Begin Supplied data

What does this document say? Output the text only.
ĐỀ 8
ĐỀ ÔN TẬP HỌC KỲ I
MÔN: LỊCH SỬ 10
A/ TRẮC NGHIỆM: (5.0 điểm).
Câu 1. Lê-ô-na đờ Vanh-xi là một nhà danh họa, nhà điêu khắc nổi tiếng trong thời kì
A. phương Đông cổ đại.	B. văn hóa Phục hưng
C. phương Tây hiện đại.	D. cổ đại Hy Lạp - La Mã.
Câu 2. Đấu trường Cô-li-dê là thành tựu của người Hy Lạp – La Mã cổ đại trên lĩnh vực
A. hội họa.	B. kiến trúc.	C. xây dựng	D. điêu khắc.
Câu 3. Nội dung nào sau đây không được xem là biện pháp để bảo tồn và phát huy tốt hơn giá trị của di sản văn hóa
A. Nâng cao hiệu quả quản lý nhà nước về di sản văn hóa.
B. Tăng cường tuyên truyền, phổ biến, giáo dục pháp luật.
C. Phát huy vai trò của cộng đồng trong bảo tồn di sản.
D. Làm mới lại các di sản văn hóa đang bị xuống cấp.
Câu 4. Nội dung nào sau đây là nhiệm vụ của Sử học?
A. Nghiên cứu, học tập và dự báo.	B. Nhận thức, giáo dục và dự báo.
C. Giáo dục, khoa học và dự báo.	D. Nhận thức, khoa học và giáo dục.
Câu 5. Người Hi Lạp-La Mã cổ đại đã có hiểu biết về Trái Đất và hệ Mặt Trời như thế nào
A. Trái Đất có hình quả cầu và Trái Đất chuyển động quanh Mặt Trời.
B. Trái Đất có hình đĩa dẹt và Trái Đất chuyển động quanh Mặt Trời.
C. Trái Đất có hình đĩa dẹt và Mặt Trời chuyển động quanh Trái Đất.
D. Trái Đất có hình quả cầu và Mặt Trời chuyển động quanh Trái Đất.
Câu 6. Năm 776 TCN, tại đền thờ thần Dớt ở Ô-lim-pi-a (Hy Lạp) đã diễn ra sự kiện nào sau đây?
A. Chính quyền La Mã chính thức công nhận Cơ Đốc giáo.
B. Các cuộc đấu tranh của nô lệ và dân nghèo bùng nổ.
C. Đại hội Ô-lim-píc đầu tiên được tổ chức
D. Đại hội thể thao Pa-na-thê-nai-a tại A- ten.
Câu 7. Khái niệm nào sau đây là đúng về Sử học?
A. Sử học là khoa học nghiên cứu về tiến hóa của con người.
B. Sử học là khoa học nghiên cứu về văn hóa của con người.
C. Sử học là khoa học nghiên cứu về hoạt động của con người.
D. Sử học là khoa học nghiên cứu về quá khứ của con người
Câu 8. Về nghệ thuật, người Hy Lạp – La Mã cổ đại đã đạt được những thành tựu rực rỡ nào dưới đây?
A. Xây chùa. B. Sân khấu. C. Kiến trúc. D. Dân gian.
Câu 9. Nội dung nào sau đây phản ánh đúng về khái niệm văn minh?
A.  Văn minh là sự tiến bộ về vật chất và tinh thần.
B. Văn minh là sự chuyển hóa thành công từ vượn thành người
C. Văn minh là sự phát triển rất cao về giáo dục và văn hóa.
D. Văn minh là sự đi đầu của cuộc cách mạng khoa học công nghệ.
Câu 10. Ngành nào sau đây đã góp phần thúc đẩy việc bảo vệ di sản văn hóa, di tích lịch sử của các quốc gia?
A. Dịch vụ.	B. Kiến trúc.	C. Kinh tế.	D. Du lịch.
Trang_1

End Supplied data

All entries shown above should be printed again exactly.

What does this document say? Output the text only.
ĐỀ 8
ĐỀ ÔN TẬP HỌC KỲ I
MÔN: LỊCH SỬ 10
A/ TRẮC NGHIỆM: (5.0 điểm).
Câu 1. Lê-ô-na đờ Vanh-xi là một nhà danh họa, nhà điêu khắc nổi tiếng trong thời kì
A. phương Đông cổ đại.	B. văn hóa Phục hưng
C. phương Tây hiện đại.	D. cổ đại Hy Lạp - La Mã.
Câu 2. Đấu trường Cô-li-dê là thành tựu của người Hy Lạp – La Mã cổ đại trên lĩnh vực
A. hội họa.	B. kiến trúc.	C. xây dựng	D. điêu khắc.
Câu 3. Nội dung nào sau đây không được xem là biện pháp để bảo tồn và phát huy tốt hơn giá trị của di sản văn hóa
A. Nâng cao hiệu quả quản lý nhà nước về di sản văn hóa.
B. Tăng cường tuyên truyền, phổ biến, giáo dục pháp luật.
C. Phát huy vai trò của cộng đồng trong bảo tồn di sản.
D. Làm mới lại các di sản văn hóa đang bị xuống cấp.
Câu 4. Nội dung nào sau đây là nhiệm vụ của Sử học?
A. Nghiên cứu, học tập và dự báo.	B. Nhận thức, giáo dục và dự báo.
C. Giáo dục, khoa học và dự báo.	D. Nhận thức, khoa học và giáo dục.
Câu 5. Người Hi Lạp-La Mã cổ đại đã có hiểu biết về Trái Đất và hệ Mặt Trời như thế nào
A. Trái Đất có hình quả cầu và Trái Đất chuyển động quanh Mặt Trời.
B. Trái Đất có hình đĩa dẹt và Trái Đất chuyển động quanh Mặt Trời.
C. Trái Đất có hình đĩa dẹt và Mặt Trời chuyển động quanh Trái Đất.
D. Trái Đất có hình quả cầu và Mặt Trời chuyển động quanh Trái Đất.
Câu 6. Năm 776 TCN, tại đền thờ thần Dớt ở Ô-lim-pi-a (Hy Lạp) đã diễn ra sự kiện nào sau đây?
A. Chính quyền La Mã chính thức công nhận Cơ Đốc giáo.
B. Các cuộc đấu tranh của nô lệ và dân nghèo bùng nổ.
C. Đại hội Ô-lim-píc đầu tiên được tổ chức
D. Đại hội thể thao Pa-na-thê-nai-a tại A- ten.
Câu 7. Khái niệm nào sau đây là đúng về Sử học?
A. Sử học là khoa học nghiên cứu về tiến hóa của con người.
B. Sử học là khoa học nghiên cứu về văn hóa của con người.
C. Sử học là khoa học nghiên cứu về hoạt động của con người.
D. Sử học là khoa học nghiên cứu về quá khứ của con người
Câu 8. Về nghệ thuật, người Hy Lạp – La Mã cổ đại đã đạt được những thành tựu rực rỡ nào dưới đây?
A. Xây chùa. B. Sân khấu. C. Kiến trúc. D. Dân gian.
Câu 9. Nội dung nào sau đây phản ánh đúng về khái niệm văn minh?
A.  Văn minh là sự tiến bộ về vật chất và tinh thần.
B. Văn minh là sự chuyển hóa thành công từ vượn thành người
C. Văn minh là sự phát triển rất cao về giáo dục và văn hóa.
D. Văn minh là sự đi đầu của cuộc cách mạng khoa học công nghệ.
Câu 10. Ngành nào sau đây đã góp phần thúc đẩy việc bảo vệ di sản văn hóa, di tích lịch sử của các quốc gia?
A. Dịch vụ.	B. Kiến trúc.	C. Kinh tế.	D. Du lịch.
Trang_1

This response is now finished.